▸ TASK TO CARRY OUT:
Copy every entry exactly.

▸ SUPPLIED DATA:
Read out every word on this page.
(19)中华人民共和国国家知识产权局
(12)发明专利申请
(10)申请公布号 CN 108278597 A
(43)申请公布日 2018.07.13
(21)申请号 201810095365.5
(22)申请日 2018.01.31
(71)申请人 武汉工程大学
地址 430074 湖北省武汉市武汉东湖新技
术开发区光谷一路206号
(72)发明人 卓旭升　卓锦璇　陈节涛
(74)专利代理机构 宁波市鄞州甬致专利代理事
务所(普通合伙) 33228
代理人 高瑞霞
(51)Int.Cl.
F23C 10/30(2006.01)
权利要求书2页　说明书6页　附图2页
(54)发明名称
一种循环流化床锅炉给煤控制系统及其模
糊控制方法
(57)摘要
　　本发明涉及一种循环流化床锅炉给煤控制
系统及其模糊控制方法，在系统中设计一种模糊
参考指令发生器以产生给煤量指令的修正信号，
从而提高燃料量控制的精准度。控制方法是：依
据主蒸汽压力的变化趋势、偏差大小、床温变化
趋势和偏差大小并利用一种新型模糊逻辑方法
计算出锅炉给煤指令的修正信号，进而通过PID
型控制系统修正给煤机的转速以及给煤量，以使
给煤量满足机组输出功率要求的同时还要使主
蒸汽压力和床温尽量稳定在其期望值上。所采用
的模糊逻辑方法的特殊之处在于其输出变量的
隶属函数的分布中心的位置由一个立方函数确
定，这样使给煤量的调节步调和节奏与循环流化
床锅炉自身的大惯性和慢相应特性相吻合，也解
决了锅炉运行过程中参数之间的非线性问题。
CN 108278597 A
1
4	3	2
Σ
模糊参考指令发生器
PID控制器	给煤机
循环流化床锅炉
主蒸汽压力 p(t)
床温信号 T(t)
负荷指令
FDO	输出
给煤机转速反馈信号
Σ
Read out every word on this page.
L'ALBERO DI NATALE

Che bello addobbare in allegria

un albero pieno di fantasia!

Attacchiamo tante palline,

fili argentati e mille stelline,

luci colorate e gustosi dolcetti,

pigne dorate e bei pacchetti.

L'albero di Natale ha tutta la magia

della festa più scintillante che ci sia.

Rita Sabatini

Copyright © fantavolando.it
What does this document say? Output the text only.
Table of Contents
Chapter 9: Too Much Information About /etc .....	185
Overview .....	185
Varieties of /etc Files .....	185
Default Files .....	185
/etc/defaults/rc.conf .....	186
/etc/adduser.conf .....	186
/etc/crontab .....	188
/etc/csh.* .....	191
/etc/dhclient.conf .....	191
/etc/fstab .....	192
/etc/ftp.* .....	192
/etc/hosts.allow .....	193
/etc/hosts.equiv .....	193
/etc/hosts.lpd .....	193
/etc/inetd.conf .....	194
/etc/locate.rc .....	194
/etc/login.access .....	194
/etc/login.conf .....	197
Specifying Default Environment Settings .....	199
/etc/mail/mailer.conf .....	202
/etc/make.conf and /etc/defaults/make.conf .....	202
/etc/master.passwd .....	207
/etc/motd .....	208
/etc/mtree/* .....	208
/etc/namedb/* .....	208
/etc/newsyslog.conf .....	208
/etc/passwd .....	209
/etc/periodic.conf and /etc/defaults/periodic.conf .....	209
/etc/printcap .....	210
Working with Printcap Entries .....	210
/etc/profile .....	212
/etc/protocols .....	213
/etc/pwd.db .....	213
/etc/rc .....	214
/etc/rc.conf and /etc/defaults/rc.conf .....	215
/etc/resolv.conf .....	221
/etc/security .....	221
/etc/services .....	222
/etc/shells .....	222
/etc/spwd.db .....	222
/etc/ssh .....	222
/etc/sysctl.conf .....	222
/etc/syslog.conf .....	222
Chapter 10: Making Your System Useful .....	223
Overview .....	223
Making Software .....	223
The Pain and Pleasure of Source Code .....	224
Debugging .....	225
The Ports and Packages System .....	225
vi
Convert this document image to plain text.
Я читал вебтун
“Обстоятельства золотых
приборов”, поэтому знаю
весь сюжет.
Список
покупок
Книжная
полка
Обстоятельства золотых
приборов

▸ RESPONSE FOR THIS EXERCISE:
Read out every word on this page.
(19)中华人民共和国国家知识产权局
(12)发明专利申请
(10)申请公布号 CN 108278597 A
(43)申请公布日 2018.07.13
(21)申请号 201810095365.5
(22)申请日 2018.01.31
(71)申请人 武汉工程大学
地址 430074 湖北省武汉市武汉东湖新技
术开发区光谷一路206号
(72)发明人 卓旭升　卓锦璇　陈节涛
(74)专利代理机构 宁波市鄞州甬致专利代理事
务所(普通合伙) 33228
代理人 高瑞霞
(51)Int.Cl.
F23C 10/30(2006.01)
权利要求书2页　说明书6页　附图2页
(54)发明名称
一种循环流化床锅炉给煤控制系统及其模
糊控制方法
(57)摘要
　　本发明涉及一种循环流化床锅炉给煤控制
系统及其模糊控制方法，在系统中设计一种模糊
参考指令发生器以产生给煤量指令的修正信号，
从而提高燃料量控制的精准度。控制方法是：依
据主蒸汽压力的变化趋势、偏差大小、床温变化
趋势和偏差大小并利用一种新型模糊逻辑方法
计算出锅炉给煤指令的修正信号，进而通过PID
型控制系统修正给煤机的转速以及给煤量，以使
给煤量满足机组输出功率要求的同时还要使主
蒸汽压力和床温尽量稳定在其期望值上。所采用
的模糊逻辑方法的特殊之处在于其输出变量的
隶属函数的分布中心的位置由一个立方函数确
定，这样使给煤量的调节步调和节奏与循环流化
床锅炉自身的大惯性和慢相应特性相吻合，也解
决了锅炉运行过程中参数之间的非线性问题。
CN 108278597 A
1
4	3	2
Σ
模糊参考指令发生器
PID控制器	给煤机
循环流化床锅炉
主蒸汽压力 p(t)
床温信号 T(t)
负荷指令
FDO	输出
给煤机转速反馈信号
Σ
Read out every word on this page.
L'ALBERO DI NATALE

Che bello addobbare in allegria

un albero pieno di fantasia!

Attacchiamo tante palline,

fili argentati e mille stelline,

luci colorate e gustosi dolcetti,

pigne dorate e bei pacchetti.

L'albero di Natale ha tutta la magia

della festa più scintillante che ci sia.

Rita Sabatini

Copyright © fantavolando.it
What does this document say? Output the text only.
Table of Contents
Chapter 9: Too Much Information About /etc .....	185
Overview .....	185
Varieties of /etc Files .....	185
Default Files .....	185
/etc/defaults/rc.conf .....	186
/etc/adduser.conf .....	186
/etc/crontab .....	188
/etc/csh.* .....	191
/etc/dhclient.conf .....	191
/etc/fstab .....	192
/etc/ftp.* .....	192
/etc/hosts.allow .....	193
/etc/hosts.equiv .....	193
/etc/hosts.lpd .....	193
/etc/inetd.conf .....	194
/etc/locate.rc .....	194
/etc/login.access .....	194
/etc/login.conf .....	197
Specifying Default Environment Settings .....	199
/etc/mail/mailer.conf .....	202
/etc/make.conf and /etc/defaults/make.conf .....	202
/etc/master.passwd .....	207
/etc/motd .....	208
/etc/mtree/* .....	208
/etc/namedb/* .....	208
/etc/newsyslog.conf .....	208
/etc/passwd .....	209
/etc/periodic.conf and /etc/defaults/periodic.conf .....	209
/etc/printcap .....	210
Working with Printcap Entries .....	210
/etc/profile .....	212
/etc/protocols .....	213
/etc/pwd.db .....	213
/etc/rc .....	214
/etc/rc.conf and /etc/defaults/rc.conf .....	215
/etc/resolv.conf .....	221
/etc/security .....	221
/etc/services .....	222
/etc/shells .....	222
/etc/spwd.db .....	222
/etc/ssh .....	222
/etc/sysctl.conf .....	222
/etc/syslog.conf .....	222
Chapter 10: Making Your System Useful .....	223
Overview .....	223
Making Software .....	223
The Pain and Pleasure of Source Code .....	224
Debugging .....	225
The Ports and Packages System .....	225
vi
Convert this document image to plain text.
Я читал вебтун
“Обстоятельства золотых
приборов”, поэтому знаю
весь сюжет.
Список
покупок
Книжная
полка
Обстоятельства золотых
приборов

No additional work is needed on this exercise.